_READING TEXT_:
We can also know when the buffer comes from a different subsystem and
take proper actions (avoid CPU mappings, or do kernel-based syncs
instead of userland cache flushes).
v2:
- New commit
v3:
- Add Steve's R-b
v4:
- No changes
v5:
- No changes
v6:
- No changes
v7:
- No changes
v8:
- No changes
Signed-off-by: Boris Brezillon <boris.brezillon@collabora.com>
Reviewed-by: Steven Price <steven.price@arm.com>
---
drivers/gpu/drm/panthor/panthor_drv.c | 24 +++++++++++
include/uapi/drm/panthor_drm.h | 57 +++++++++++++++++++++++++++
2 files changed, 81 insertions(+)

_YOUR TASKS_:
a) Retype the part of the patch between "We can also" and "userland cache flushes).", inclusive.
b) Who is listed as the reviewer in the patch?
You won't need the lines that come next.

_EXCERPTED RECORDS_:

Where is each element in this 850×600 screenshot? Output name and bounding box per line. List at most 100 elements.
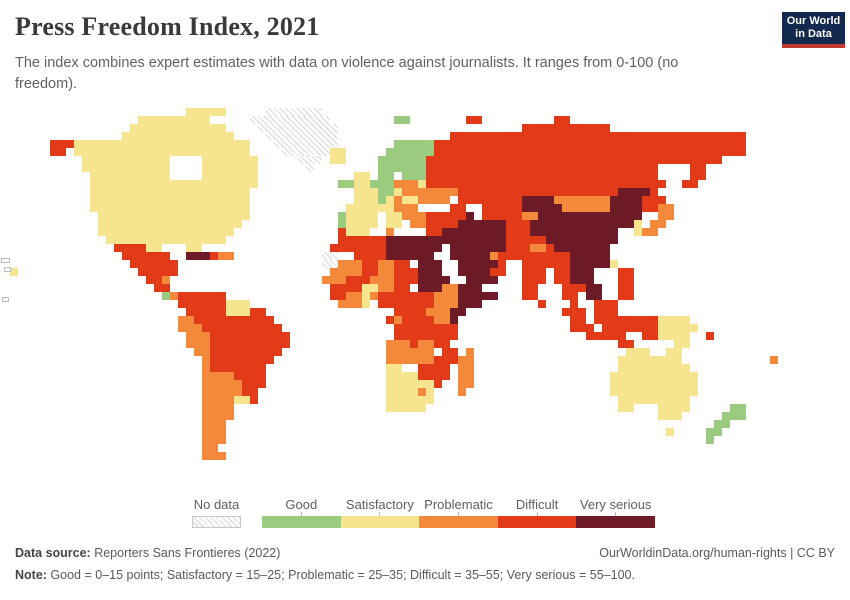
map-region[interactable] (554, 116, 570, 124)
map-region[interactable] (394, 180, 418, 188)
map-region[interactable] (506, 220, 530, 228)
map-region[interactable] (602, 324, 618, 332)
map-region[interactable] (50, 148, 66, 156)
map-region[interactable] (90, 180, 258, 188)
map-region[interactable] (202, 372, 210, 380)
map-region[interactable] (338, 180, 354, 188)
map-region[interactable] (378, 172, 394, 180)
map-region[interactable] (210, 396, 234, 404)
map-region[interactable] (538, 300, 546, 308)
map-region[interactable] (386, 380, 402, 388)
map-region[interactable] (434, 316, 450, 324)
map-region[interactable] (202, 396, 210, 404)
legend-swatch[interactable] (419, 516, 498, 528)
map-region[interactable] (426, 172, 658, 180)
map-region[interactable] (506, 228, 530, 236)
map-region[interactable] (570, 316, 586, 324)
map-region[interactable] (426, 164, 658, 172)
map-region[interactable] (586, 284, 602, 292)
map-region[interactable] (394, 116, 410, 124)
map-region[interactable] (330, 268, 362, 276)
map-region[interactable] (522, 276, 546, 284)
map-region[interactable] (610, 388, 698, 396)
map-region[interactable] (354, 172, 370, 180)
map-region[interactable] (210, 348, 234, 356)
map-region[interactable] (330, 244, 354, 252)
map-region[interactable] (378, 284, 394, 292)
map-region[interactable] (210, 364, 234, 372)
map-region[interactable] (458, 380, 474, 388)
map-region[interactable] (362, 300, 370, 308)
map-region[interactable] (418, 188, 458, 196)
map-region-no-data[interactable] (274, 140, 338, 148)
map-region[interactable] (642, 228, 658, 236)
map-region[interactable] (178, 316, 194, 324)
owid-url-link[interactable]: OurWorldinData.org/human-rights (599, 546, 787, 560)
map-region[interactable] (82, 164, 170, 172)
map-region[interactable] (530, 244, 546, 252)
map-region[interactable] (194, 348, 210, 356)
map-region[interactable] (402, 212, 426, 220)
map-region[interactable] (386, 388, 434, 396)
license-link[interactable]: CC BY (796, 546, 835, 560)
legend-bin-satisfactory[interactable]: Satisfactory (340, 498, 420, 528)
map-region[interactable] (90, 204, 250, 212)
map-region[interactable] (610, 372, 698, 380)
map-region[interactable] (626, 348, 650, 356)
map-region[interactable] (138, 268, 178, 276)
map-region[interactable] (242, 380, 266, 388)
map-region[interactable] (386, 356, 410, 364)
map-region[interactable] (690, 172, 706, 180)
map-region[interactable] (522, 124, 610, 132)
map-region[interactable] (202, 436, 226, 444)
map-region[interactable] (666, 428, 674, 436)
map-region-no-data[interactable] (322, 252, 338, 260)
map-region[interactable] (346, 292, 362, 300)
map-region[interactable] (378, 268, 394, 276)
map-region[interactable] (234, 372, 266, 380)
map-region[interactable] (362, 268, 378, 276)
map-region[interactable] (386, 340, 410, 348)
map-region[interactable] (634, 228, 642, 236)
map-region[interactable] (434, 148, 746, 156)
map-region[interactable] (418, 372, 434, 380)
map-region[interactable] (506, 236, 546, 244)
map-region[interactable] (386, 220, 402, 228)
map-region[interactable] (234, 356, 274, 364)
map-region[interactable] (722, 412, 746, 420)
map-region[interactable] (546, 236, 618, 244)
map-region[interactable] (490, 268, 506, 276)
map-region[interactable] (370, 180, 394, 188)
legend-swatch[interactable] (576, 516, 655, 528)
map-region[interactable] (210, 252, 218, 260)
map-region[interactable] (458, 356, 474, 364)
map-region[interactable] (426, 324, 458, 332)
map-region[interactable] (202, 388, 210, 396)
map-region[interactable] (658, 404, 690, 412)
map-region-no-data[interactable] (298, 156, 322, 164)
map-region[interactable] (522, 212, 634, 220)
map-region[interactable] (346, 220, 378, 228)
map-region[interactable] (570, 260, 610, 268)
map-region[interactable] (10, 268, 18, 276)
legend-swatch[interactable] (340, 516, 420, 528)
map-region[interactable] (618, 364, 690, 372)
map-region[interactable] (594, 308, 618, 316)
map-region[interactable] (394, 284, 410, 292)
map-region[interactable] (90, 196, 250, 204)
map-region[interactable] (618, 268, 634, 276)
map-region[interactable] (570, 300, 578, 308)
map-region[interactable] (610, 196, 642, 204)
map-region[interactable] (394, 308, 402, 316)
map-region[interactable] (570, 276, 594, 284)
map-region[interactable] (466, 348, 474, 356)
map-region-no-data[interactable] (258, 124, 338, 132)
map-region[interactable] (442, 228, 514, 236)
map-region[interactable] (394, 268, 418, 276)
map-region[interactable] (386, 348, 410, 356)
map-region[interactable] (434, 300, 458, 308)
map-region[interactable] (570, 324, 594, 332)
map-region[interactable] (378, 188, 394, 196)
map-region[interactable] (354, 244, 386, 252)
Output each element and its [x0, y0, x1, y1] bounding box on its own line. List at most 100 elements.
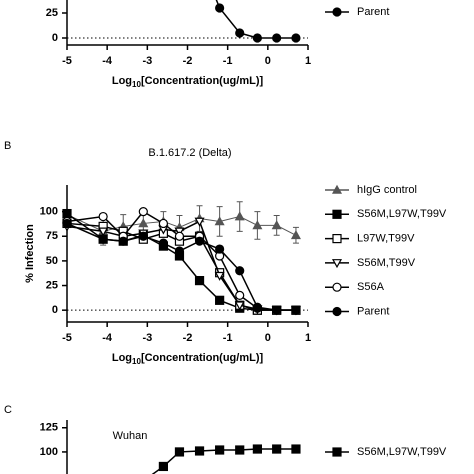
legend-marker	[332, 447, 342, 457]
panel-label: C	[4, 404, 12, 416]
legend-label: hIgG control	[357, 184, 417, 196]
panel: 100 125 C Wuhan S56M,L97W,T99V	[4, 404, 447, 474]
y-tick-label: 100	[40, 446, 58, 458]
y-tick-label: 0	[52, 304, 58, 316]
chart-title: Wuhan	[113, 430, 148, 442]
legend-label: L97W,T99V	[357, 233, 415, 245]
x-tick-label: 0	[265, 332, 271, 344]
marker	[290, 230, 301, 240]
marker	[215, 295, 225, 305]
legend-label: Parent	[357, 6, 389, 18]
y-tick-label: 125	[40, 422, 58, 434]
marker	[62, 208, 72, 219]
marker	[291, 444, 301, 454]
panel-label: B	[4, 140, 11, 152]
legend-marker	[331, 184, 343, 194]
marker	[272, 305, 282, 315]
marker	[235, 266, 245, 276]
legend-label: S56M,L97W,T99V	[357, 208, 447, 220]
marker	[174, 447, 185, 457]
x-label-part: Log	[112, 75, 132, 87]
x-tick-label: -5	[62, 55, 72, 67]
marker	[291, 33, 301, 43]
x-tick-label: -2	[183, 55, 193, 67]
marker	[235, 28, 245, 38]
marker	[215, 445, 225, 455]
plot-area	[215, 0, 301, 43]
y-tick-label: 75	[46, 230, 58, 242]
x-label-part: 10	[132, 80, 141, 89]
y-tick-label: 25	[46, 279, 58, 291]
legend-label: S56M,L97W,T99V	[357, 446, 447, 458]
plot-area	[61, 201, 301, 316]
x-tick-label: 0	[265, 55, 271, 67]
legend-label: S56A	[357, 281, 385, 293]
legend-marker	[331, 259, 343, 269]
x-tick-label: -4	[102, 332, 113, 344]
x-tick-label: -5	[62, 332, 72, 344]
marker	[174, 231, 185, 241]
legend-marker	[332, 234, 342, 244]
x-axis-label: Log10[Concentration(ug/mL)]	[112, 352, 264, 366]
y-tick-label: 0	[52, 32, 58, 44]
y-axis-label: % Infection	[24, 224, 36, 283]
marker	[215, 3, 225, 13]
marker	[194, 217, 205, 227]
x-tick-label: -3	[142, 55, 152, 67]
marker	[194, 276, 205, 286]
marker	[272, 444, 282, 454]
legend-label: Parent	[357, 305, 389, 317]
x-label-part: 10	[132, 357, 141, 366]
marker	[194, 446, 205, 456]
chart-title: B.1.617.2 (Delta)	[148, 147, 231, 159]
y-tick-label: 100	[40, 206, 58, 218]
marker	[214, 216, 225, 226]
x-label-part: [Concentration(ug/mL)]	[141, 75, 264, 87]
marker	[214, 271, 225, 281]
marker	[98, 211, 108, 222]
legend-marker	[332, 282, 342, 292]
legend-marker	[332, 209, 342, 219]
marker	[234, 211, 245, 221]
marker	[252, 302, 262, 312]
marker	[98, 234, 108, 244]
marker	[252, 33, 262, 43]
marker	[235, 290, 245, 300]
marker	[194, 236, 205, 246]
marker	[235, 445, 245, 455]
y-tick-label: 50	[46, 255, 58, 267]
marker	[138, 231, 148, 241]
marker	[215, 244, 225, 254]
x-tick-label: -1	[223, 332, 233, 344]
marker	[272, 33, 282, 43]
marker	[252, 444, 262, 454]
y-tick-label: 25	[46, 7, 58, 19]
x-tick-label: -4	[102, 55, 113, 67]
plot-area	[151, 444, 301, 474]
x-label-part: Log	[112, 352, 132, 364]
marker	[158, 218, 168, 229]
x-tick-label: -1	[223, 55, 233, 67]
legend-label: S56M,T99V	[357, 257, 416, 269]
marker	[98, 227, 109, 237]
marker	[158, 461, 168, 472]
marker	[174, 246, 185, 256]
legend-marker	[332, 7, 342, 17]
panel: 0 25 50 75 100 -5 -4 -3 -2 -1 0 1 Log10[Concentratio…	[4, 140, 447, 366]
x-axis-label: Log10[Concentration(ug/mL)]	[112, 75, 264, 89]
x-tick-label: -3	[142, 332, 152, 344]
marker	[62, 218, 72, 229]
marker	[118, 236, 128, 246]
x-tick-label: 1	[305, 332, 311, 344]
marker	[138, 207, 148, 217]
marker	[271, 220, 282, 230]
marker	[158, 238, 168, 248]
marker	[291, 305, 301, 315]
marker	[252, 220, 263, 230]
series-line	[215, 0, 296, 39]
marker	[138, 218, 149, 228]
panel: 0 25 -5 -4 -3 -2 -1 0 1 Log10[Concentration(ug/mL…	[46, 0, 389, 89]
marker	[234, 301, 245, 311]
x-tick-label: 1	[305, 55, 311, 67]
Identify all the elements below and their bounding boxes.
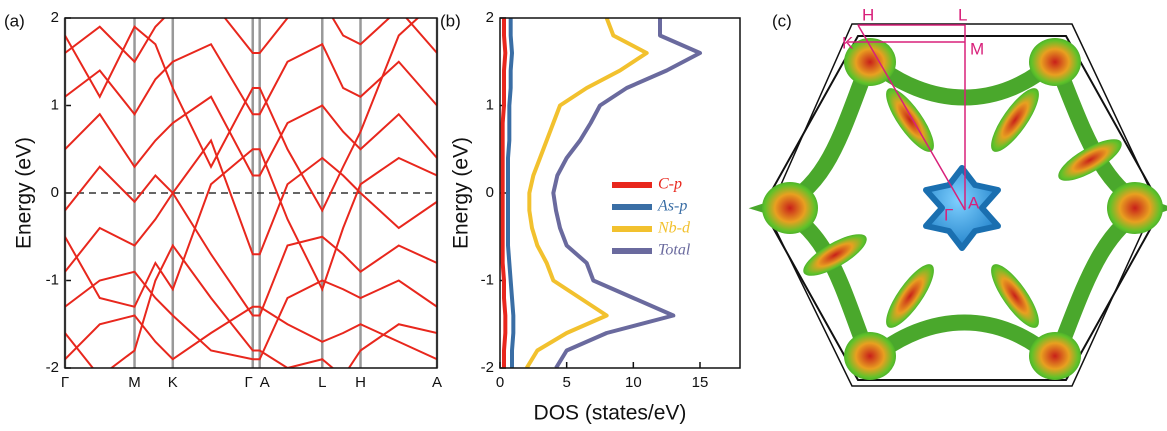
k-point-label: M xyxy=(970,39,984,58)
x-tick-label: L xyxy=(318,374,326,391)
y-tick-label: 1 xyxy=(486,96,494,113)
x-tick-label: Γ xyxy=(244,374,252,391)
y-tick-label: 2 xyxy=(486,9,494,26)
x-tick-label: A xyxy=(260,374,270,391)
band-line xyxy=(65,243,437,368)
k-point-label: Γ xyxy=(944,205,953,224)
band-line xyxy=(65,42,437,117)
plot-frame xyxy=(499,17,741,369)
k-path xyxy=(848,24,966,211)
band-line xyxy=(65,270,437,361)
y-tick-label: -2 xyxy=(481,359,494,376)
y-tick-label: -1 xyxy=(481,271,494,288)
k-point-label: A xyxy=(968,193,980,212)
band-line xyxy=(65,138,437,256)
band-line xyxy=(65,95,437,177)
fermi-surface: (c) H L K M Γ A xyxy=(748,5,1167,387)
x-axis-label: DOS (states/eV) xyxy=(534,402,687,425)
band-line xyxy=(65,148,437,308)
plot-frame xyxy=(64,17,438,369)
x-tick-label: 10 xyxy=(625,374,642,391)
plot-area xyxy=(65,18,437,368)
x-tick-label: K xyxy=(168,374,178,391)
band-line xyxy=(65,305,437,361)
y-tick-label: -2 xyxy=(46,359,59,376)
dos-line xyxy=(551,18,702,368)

_RESPONSES FOR EACH TASK_:
a)
We can also know when the buffer comes from a different subsystem and
take proper actions (avoid CPU mappings, or do kernel-based syncs
instead of userland cache flushes).

b) Steven Price (steven.price@arm.com).